Objective -
Identify every line in the records below that contains the word "JSON", and copy each of those lines.

Records provided -
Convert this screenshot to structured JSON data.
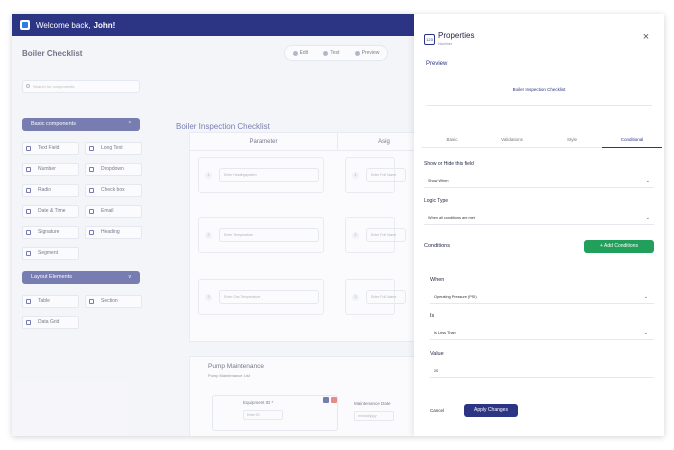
{
  "topbar": {
    "greeting": "Welcome back,",
    "user": "John!"
  },
  "builder": {
    "page_title": "Boiler Checklist",
    "modes": [
      "Edit",
      "Test",
      "Preview"
    ],
    "search_placeholder": "Search for components",
    "basic_header": "Basic components",
    "basic_items": [
      "Text Field",
      "Long Text",
      "Number",
      "Dropdown",
      "Radio",
      "Check box",
      "Date & Time",
      "Email",
      "Signature",
      "Heading",
      "Segment"
    ],
    "layout_header": "Layout Elements",
    "layout_items": [
      "Table",
      "Section",
      "Data Grid"
    ],
    "canvas_title": "Boiler Inspection Checklist",
    "columns": [
      "Parameter",
      "Asig"
    ],
    "rows": [
      {
        "num": "1",
        "left": "Enter Heatingsystem",
        "right": "Enter Full Name"
      },
      {
        "num": "2",
        "left": "Enter Temperature",
        "right": "Enter Full Name"
      },
      {
        "num": "3",
        "left": "Enter Gas Temperature",
        "right": "Enter Full Name"
      }
    ],
    "pump_title": "Pump Maintenance",
    "pump_sub": "Pump Maintenance List",
    "equipment_label": "Equipment ID *",
    "equipment_placeholder": "Enter ID",
    "maintenance_label": "Maintenance Date",
    "maintenance_placeholder": "mm/dd/yyyy"
  },
  "panel": {
    "icon_text": "123",
    "title": "Properties",
    "subtitle": "Number",
    "close": "×",
    "preview_label": "Preview",
    "preview_text": "Boiler Inspection Checklist",
    "tabs": [
      "Basic",
      "Validations",
      "Style",
      "Conditional"
    ],
    "show_hide_label": "Show or Hide this field",
    "show_hide_value": "Show When",
    "logic_label": "Logic Type",
    "logic_value": "When all conditions are met",
    "conditions_label": "Conditions",
    "add_conditions": "+ Add Conditions",
    "when_label": "When",
    "when_value": "Operating Pressure (PSI)",
    "is_label": "Is",
    "is_value": "Is Less Than",
    "value_label": "Value",
    "value_value": "20",
    "cancel": "Cancel",
    "apply": "Apply Changes"
  },
  "colors": {
    "brand": "#2c3484",
    "add_button": "#22a05b"
  }
}
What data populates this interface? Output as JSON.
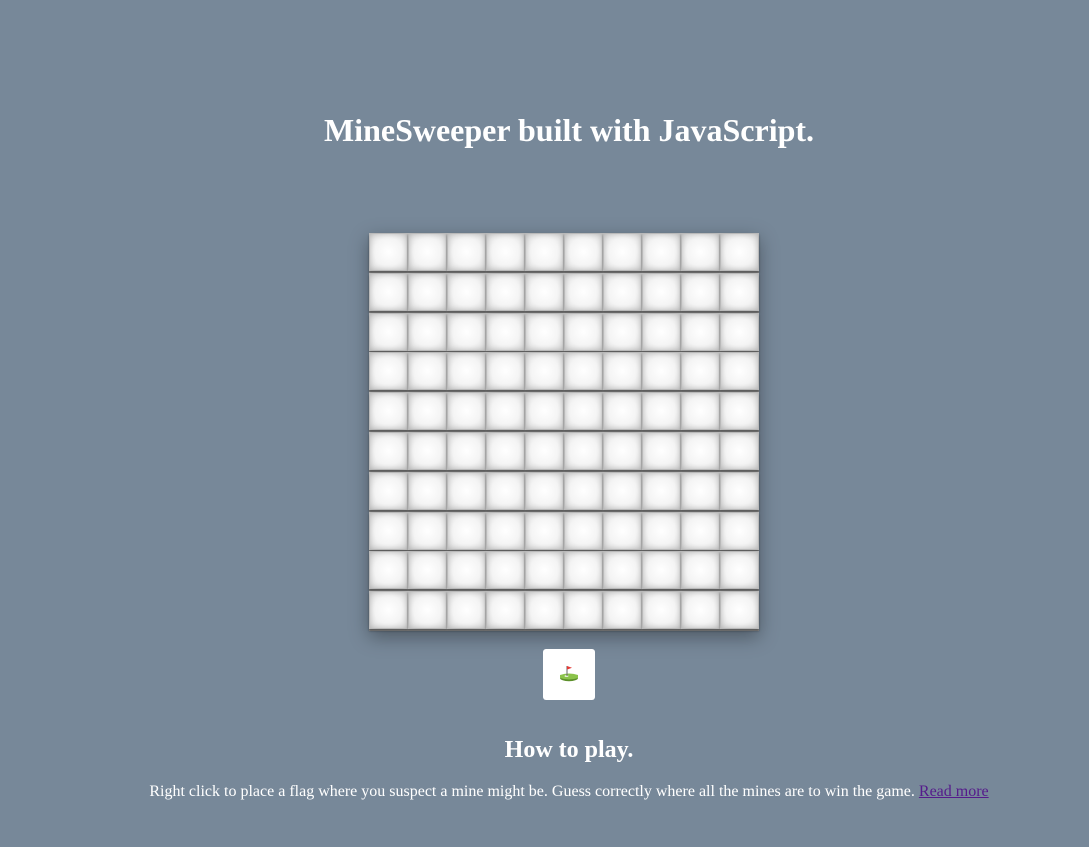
{
  "header": {
    "title": "MineSweeper built with JavaScript."
  },
  "board": {
    "rows": 10,
    "columns": 10,
    "cells_state": "unrevealed"
  },
  "controls": {
    "flag_button_icon": "golf-flag-icon"
  },
  "instructions": {
    "title": "How to play.",
    "text": "Right click to place a flag where you suspect a mine might be. Guess correctly where all the mines are to win the game. ",
    "link_label": "Read more"
  },
  "colors": {
    "background": "#778899",
    "link": "#551a8b",
    "flag_red": "#e53935",
    "grass_green": "#7cb342"
  }
}
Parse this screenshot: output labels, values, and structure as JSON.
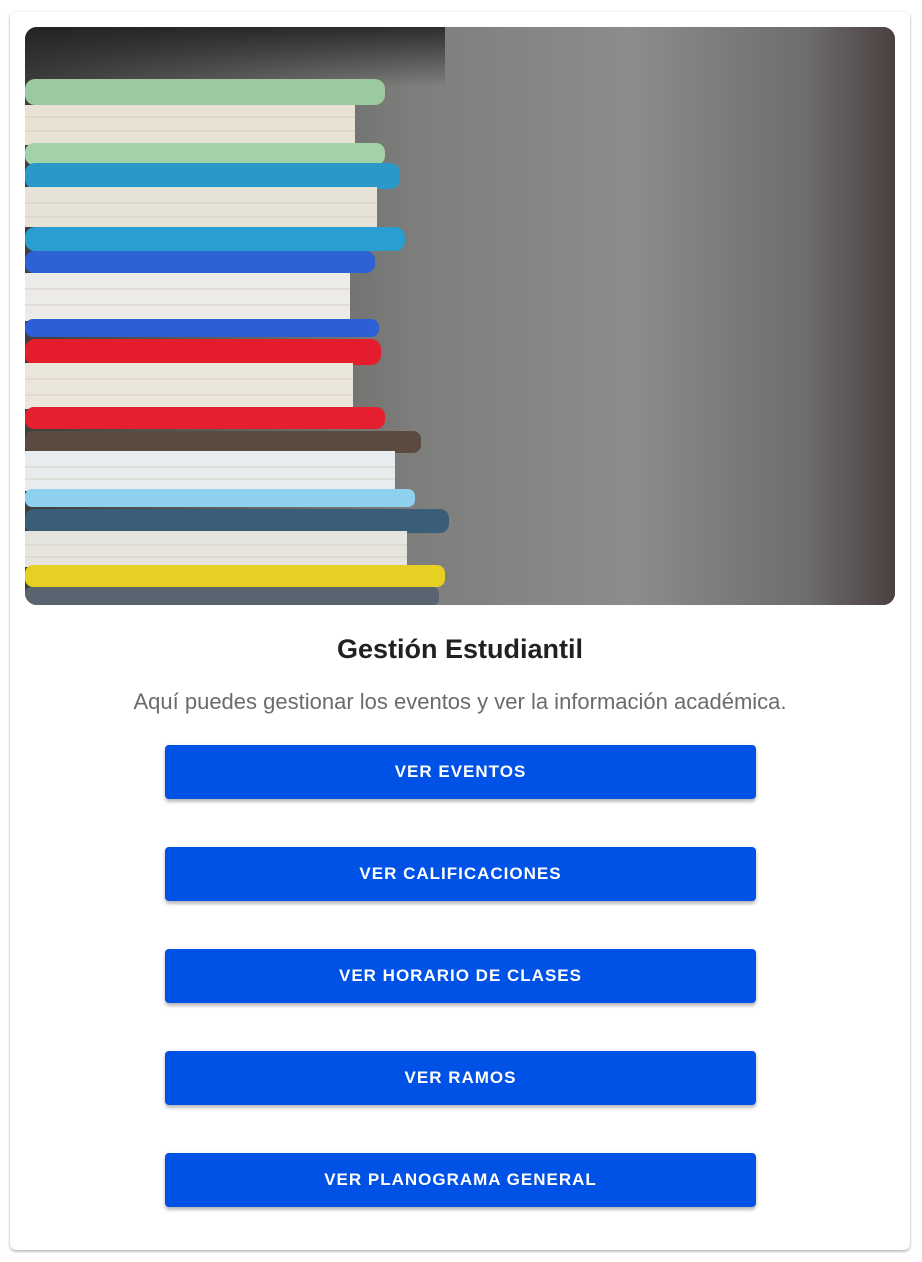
{
  "card": {
    "title": "Gestión Estudiantil",
    "subtitle": "Aquí puedes gestionar los eventos y ver la información académica."
  },
  "actions": [
    {
      "label": "VER EVENTOS"
    },
    {
      "label": "VER CALIFICACIONES"
    },
    {
      "label": "VER HORARIO DE CLASES"
    },
    {
      "label": "VER RAMOS"
    },
    {
      "label": "VER PLANOGRAMA GENERAL"
    }
  ],
  "colors": {
    "button": "#0052e6",
    "button_text": "#ffffff",
    "title": "#212121",
    "subtitle": "#6b6b6b"
  }
}
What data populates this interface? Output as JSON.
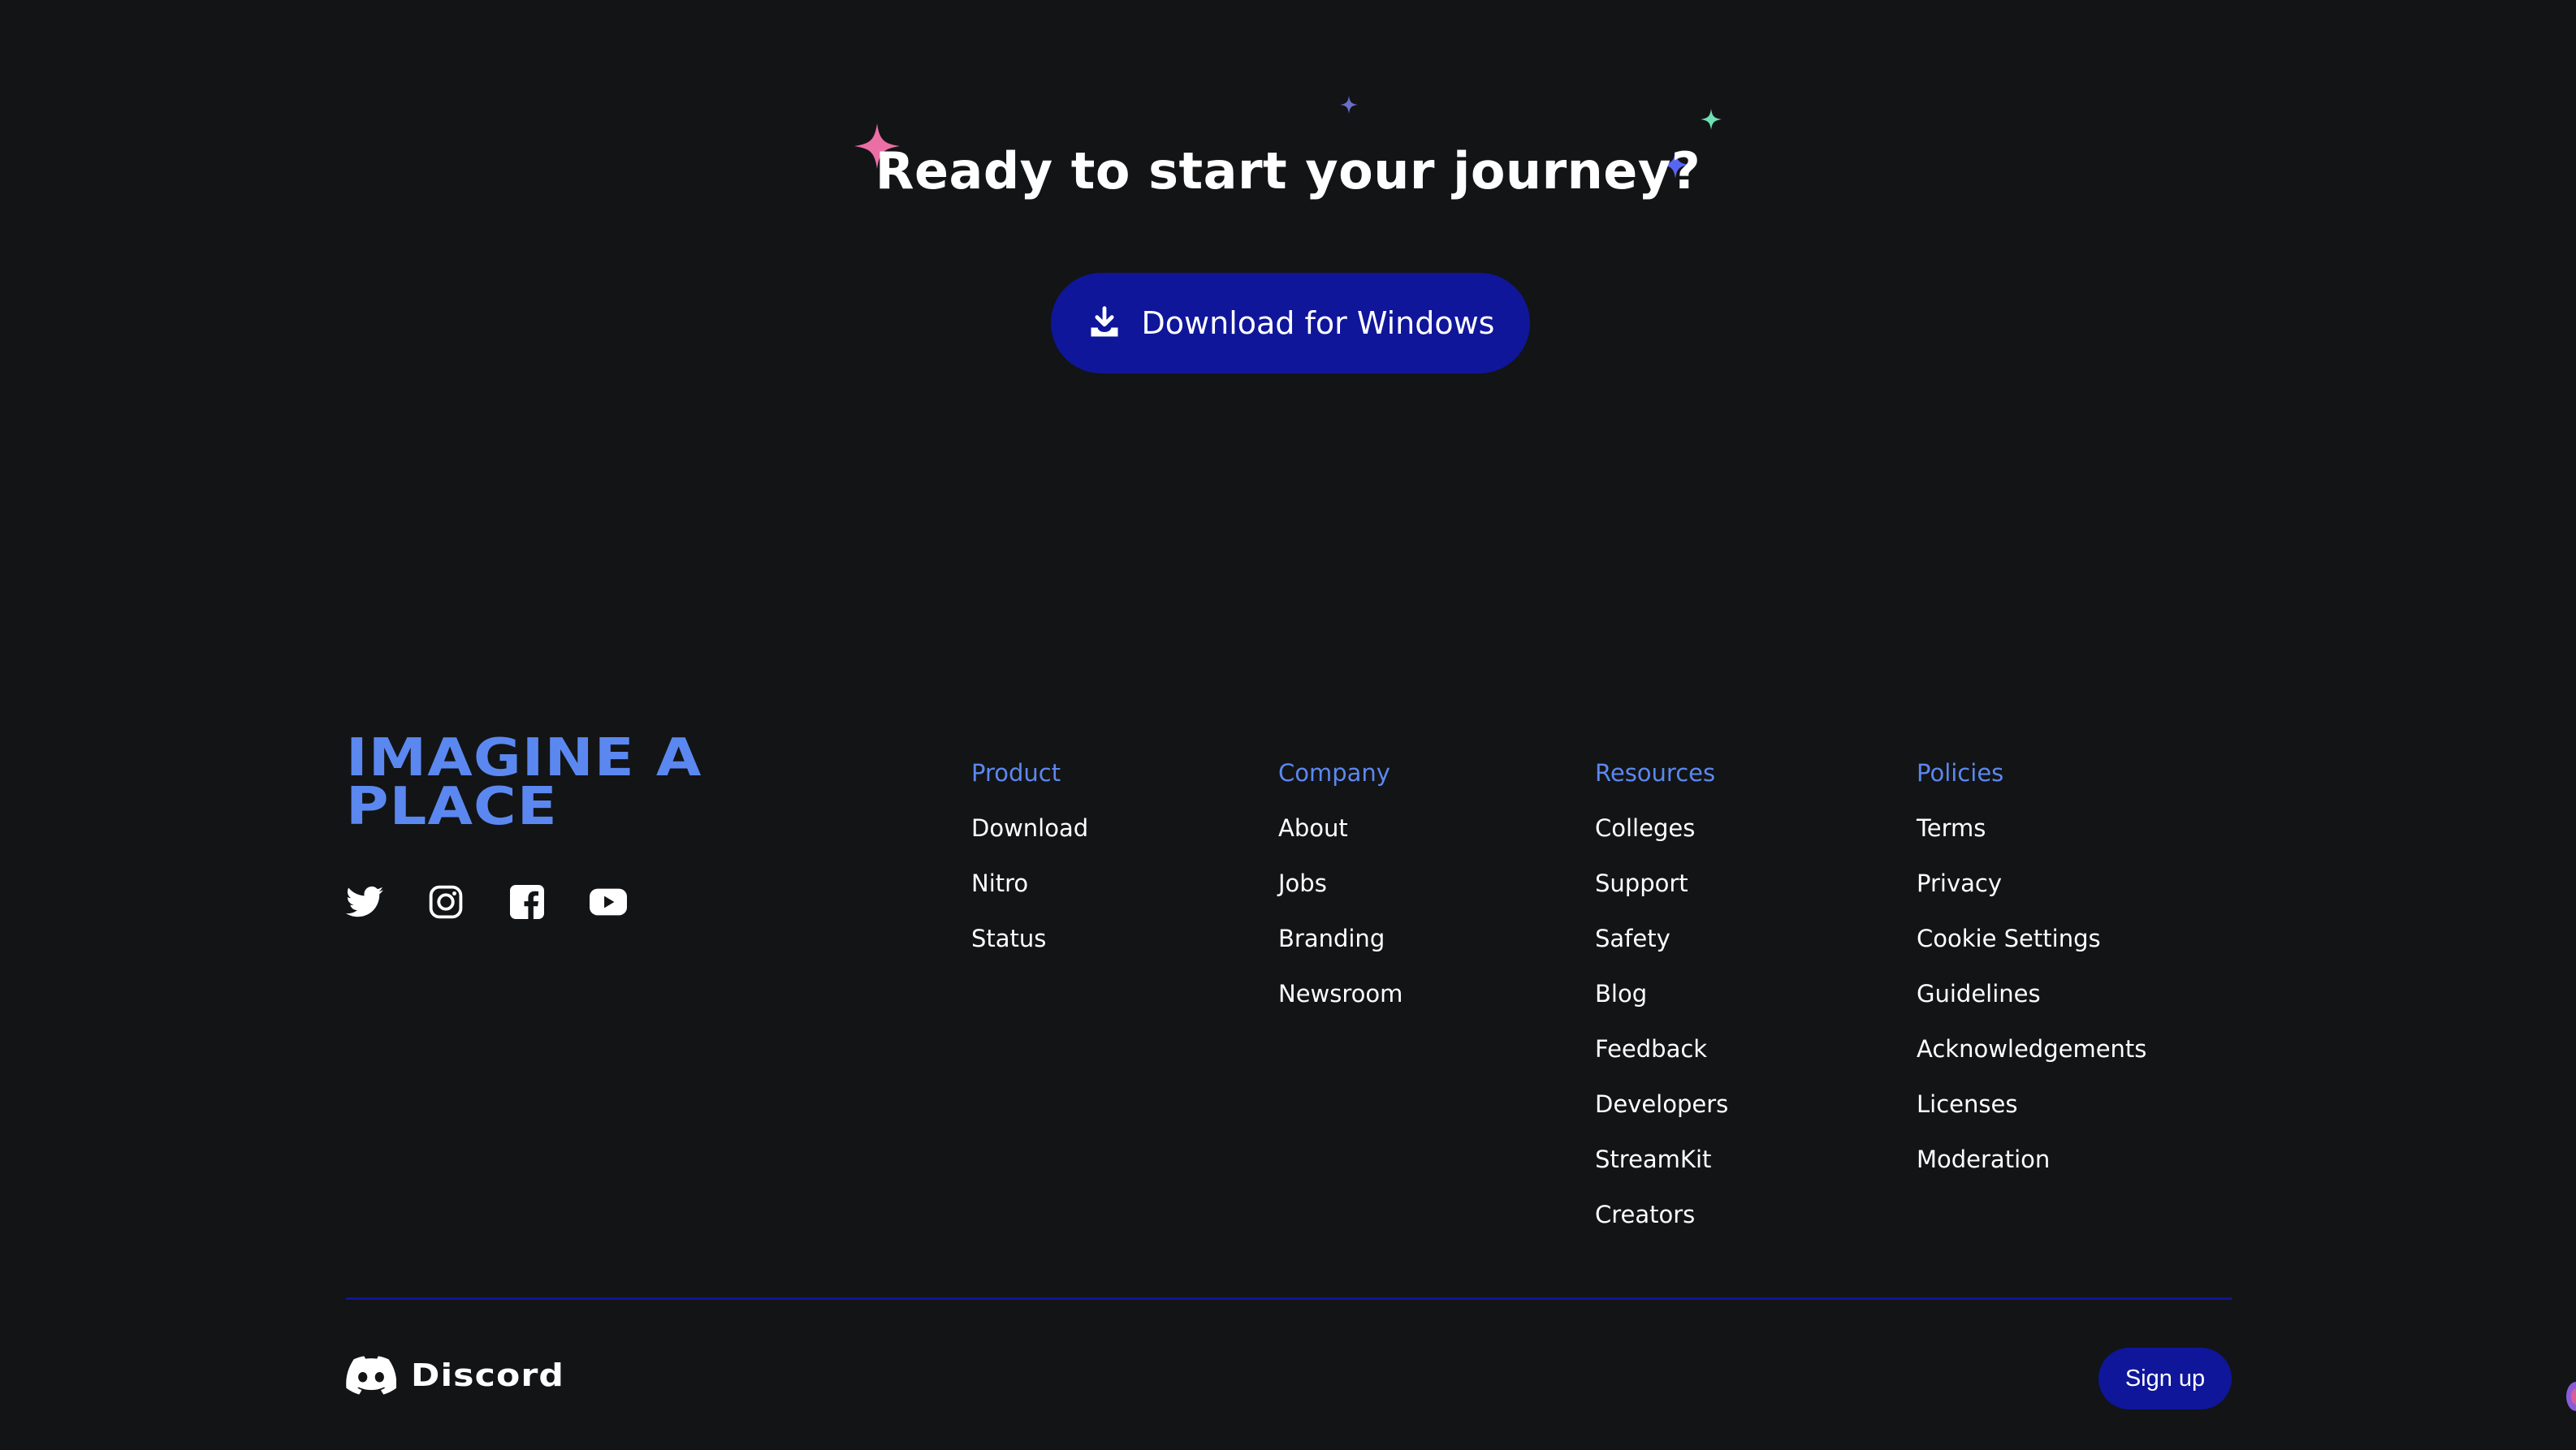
{
  "cta": {
    "title": "Ready to start your journey?",
    "download_label": "Download for Windows",
    "download_icon": "download-icon"
  },
  "brand": {
    "title_line1": "IMAGINE A",
    "title_line2": "PLACE"
  },
  "socials": [
    {
      "name": "twitter-icon"
    },
    {
      "name": "instagram-icon"
    },
    {
      "name": "facebook-icon"
    },
    {
      "name": "youtube-icon"
    }
  ],
  "columns": {
    "product": {
      "heading": "Product",
      "links": [
        "Download",
        "Nitro",
        "Status"
      ]
    },
    "company": {
      "heading": "Company",
      "links": [
        "About",
        "Jobs",
        "Branding",
        "Newsroom"
      ]
    },
    "resources": {
      "heading": "Resources",
      "links": [
        "Colleges",
        "Support",
        "Safety",
        "Blog",
        "Feedback",
        "Developers",
        "StreamKit",
        "Creators"
      ]
    },
    "policies": {
      "heading": "Policies",
      "links": [
        "Terms",
        "Privacy",
        "Cookie Settings",
        "Guidelines",
        "Acknowledgements",
        "Licenses",
        "Moderation"
      ]
    }
  },
  "footer": {
    "wordmark": "Discord",
    "signup_label": "Sign up"
  },
  "colors": {
    "background": "#131416",
    "accent_button": "#0f169a",
    "heading_blue": "#5b88f0",
    "sparkle_pink": "#eb6ea5",
    "sparkle_blue": "#5865f2",
    "sparkle_teal": "#6fe0b4"
  }
}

Response below -
Convert this screenshot to structured JSON data.
What data populates this interface? Output as JSON.
Parse this screenshot: output labels, values, and structure as JSON.
What data populates this interface? Output as JSON.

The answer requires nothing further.